§ YOUR GOAL
Search the entries for the word "title" and pull out each line that has it.
┄┄┄┄┄┄
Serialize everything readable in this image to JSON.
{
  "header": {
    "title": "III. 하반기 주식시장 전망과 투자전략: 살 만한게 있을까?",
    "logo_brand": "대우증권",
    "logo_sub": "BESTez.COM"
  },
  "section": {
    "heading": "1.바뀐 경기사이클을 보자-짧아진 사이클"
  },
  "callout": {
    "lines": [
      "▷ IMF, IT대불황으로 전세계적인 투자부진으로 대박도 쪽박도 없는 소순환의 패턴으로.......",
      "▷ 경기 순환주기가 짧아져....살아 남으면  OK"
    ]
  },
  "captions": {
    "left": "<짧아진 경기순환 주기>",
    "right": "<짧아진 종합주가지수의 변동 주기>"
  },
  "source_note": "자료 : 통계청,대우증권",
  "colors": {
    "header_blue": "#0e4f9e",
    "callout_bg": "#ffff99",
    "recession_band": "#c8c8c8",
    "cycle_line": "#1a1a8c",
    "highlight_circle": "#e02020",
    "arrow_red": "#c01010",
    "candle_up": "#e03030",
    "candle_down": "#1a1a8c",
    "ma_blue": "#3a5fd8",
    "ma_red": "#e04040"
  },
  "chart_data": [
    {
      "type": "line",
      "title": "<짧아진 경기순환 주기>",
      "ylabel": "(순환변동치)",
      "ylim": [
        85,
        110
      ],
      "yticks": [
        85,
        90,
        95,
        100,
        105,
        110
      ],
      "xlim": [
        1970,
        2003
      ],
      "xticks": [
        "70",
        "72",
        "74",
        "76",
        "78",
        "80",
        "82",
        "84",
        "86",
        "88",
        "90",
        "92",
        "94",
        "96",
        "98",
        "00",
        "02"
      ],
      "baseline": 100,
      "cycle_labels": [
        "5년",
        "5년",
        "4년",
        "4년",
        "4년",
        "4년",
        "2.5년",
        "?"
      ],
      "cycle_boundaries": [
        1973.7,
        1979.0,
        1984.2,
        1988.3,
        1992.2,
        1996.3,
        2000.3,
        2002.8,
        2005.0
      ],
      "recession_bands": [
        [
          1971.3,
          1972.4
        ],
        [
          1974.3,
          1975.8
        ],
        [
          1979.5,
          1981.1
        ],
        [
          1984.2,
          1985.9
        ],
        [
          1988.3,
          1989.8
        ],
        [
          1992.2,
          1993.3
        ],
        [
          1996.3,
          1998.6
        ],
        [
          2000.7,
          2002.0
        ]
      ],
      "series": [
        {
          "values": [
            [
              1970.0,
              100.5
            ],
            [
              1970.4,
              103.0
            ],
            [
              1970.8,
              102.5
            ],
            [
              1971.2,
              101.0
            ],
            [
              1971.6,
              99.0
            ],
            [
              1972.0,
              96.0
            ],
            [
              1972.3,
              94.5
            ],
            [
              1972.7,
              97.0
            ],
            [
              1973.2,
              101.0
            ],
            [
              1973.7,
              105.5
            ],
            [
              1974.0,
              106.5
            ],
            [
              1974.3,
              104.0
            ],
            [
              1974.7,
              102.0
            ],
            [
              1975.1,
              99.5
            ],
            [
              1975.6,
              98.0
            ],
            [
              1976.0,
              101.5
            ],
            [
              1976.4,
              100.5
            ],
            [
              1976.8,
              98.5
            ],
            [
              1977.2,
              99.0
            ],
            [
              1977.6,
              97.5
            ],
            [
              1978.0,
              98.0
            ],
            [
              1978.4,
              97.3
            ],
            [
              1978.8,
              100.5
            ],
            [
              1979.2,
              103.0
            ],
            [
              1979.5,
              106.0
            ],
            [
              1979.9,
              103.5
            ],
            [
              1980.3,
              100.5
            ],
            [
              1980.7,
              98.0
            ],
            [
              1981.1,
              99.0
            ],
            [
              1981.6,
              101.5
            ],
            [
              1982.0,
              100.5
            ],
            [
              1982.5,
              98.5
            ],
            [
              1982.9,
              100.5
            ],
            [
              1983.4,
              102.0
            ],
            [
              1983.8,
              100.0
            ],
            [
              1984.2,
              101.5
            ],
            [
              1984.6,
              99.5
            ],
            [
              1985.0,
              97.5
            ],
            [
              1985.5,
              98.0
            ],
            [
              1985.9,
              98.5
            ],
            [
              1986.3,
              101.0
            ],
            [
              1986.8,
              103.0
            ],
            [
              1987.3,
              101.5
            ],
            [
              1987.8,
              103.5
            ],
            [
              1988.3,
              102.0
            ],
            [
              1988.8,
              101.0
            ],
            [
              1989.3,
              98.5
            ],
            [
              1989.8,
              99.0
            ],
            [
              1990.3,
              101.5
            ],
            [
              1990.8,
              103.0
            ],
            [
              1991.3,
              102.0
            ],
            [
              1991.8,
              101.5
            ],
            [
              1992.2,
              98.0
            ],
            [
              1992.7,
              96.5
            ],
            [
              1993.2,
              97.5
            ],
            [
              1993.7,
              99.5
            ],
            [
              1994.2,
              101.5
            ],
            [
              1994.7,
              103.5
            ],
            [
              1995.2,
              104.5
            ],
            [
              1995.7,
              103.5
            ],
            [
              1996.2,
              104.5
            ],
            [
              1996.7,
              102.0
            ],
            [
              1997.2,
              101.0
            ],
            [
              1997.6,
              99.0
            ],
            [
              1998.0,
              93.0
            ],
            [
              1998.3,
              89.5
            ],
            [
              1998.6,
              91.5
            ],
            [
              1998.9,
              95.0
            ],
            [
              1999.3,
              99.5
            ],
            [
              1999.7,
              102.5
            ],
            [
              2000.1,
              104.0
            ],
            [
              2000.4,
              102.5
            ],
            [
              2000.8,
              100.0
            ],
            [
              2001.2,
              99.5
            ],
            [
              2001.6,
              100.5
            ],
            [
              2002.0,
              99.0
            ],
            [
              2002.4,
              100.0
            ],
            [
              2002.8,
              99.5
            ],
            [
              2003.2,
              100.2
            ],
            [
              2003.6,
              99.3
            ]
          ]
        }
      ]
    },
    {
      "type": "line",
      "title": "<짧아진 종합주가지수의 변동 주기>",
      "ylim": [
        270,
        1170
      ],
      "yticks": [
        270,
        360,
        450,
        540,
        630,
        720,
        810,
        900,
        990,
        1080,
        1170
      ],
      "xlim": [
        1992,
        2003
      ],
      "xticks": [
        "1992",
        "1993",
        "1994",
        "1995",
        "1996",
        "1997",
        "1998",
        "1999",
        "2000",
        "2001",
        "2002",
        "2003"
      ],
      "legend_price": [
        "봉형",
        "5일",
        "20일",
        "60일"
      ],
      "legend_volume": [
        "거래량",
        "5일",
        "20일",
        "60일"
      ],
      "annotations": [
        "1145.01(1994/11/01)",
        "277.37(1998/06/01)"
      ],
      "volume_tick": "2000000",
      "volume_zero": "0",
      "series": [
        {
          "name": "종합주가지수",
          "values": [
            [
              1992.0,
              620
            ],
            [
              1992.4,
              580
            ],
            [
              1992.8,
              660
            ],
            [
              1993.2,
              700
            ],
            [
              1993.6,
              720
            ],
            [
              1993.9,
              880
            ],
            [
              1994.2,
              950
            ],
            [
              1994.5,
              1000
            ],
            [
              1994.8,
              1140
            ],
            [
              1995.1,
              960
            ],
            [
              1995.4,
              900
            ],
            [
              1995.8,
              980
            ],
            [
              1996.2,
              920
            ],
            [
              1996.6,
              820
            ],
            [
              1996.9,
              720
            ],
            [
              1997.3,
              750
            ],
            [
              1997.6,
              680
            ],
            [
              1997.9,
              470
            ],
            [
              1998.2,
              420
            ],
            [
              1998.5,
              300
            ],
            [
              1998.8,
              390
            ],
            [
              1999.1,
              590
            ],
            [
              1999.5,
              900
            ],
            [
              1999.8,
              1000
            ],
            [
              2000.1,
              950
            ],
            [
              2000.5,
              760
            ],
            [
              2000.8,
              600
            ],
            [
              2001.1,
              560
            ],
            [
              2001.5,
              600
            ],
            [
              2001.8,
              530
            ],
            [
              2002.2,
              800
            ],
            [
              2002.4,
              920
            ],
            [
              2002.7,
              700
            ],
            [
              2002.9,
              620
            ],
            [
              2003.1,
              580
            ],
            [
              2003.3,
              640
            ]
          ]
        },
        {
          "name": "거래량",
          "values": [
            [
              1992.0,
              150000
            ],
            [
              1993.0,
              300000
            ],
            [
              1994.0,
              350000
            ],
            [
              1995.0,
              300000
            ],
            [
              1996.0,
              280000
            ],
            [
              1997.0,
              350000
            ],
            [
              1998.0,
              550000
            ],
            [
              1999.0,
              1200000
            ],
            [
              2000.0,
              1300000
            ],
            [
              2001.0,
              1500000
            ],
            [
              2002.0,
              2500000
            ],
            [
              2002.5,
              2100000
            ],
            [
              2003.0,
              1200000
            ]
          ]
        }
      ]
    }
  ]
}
┄┄┄┄┄┄
§ RESPONSE TO THE EXERCISE
    "title": "III. 하반기 주식시장 전망과 투자전략: 살 만한게 있을까?",
      "title": "<짧아진 경기순환 주기>",
      "title": "<짧아진 종합주가지수의 변동 주기>",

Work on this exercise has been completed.